:: Provided information ::

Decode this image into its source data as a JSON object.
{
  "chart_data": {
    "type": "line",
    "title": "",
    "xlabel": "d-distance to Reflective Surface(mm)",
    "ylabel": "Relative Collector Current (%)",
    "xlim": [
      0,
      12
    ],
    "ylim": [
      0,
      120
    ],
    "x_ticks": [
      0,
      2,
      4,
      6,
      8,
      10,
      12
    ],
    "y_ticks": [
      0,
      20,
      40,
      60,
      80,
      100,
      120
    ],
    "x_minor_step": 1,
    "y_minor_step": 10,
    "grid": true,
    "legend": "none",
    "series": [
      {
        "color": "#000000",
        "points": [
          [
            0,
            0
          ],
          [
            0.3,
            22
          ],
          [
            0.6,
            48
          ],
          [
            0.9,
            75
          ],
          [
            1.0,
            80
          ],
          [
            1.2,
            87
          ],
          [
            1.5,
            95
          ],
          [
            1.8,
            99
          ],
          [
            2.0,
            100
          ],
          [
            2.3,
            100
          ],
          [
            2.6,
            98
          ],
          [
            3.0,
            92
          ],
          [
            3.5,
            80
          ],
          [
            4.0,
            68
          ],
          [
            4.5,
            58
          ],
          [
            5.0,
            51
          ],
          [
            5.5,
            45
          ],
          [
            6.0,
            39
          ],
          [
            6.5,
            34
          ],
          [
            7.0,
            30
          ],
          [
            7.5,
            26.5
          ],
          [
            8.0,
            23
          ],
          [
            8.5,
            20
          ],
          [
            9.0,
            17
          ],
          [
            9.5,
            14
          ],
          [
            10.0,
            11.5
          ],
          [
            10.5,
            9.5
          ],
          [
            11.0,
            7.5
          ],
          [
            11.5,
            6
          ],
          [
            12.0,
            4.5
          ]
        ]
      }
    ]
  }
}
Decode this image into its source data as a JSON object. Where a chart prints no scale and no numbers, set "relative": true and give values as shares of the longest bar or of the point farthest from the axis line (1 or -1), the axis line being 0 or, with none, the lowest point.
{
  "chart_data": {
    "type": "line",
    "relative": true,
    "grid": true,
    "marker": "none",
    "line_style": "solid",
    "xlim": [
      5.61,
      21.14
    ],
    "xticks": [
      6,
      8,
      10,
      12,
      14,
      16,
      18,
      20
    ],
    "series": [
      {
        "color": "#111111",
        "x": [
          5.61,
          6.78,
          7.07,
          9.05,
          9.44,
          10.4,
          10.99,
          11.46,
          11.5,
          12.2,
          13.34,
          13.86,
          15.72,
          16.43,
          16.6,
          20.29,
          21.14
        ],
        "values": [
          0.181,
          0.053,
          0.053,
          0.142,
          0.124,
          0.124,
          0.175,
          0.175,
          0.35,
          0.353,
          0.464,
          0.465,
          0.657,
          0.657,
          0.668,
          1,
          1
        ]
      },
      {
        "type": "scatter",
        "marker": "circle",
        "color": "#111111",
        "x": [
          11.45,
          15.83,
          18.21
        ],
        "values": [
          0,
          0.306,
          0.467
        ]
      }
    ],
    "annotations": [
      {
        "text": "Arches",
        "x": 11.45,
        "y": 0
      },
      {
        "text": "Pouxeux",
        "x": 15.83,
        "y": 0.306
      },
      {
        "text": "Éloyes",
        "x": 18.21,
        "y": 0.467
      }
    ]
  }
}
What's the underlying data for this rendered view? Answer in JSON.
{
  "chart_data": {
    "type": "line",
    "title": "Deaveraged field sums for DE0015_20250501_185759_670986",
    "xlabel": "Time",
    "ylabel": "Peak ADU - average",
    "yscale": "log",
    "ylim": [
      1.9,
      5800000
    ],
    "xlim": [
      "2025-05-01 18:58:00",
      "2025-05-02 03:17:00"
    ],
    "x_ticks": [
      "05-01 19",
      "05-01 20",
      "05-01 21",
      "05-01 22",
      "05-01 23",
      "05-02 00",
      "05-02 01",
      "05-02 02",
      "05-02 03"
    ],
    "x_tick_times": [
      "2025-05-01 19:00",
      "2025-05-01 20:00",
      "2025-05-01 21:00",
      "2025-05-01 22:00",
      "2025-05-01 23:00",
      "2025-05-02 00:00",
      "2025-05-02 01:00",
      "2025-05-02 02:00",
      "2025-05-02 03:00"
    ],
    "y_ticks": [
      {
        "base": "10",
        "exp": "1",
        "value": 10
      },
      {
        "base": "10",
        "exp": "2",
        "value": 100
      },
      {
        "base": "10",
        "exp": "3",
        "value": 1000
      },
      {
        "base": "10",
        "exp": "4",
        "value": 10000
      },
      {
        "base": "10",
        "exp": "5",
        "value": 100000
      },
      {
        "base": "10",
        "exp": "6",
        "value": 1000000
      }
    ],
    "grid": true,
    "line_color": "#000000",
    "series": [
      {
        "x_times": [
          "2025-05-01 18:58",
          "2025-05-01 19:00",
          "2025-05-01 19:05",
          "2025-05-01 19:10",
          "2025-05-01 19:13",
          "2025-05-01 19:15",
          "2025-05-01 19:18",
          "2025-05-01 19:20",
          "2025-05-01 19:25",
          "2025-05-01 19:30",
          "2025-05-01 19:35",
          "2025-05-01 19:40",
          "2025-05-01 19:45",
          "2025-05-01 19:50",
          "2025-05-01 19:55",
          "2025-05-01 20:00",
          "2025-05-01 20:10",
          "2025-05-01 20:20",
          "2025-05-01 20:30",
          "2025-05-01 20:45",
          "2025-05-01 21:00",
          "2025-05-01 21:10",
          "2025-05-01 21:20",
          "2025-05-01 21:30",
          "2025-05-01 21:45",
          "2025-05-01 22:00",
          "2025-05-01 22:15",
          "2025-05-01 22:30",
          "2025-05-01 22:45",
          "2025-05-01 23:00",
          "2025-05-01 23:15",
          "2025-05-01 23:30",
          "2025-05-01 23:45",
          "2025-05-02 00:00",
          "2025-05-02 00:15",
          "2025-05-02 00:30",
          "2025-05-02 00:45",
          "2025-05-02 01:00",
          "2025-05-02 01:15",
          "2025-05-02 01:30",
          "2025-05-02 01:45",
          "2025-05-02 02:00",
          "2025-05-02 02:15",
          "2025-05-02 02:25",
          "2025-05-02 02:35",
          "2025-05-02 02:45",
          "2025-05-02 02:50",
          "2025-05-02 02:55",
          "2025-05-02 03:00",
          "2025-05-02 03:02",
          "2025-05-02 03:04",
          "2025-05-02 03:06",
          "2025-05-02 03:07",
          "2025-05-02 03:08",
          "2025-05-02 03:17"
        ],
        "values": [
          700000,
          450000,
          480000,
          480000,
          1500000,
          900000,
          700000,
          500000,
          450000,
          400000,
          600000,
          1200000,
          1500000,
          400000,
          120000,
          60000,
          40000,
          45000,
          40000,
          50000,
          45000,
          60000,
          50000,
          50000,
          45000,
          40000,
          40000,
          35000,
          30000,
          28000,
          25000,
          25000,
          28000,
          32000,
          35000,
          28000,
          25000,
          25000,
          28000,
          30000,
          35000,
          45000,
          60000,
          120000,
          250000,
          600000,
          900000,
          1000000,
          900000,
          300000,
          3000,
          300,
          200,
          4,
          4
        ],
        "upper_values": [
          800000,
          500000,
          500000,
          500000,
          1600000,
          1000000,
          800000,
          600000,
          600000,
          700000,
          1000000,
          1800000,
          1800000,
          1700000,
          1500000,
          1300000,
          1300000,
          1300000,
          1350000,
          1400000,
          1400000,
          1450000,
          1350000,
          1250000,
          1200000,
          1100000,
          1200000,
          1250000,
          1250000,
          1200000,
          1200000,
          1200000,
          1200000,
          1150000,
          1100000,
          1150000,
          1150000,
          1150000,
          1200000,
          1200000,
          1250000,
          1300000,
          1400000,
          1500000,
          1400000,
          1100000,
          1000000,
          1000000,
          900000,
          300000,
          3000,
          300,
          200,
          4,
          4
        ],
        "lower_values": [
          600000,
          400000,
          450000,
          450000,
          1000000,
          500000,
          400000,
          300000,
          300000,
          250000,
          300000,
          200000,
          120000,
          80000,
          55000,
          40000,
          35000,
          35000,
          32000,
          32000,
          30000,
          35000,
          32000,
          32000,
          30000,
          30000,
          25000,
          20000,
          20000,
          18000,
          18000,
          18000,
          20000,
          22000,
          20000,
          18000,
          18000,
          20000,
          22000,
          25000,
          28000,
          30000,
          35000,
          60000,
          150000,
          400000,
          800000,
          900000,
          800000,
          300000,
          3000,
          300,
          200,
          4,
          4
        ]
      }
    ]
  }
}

:::

> [Exercise brief]: Tally the lines of the data that contain the string "xlabel" and report the total alone.

> [Answer for this exercise]: 2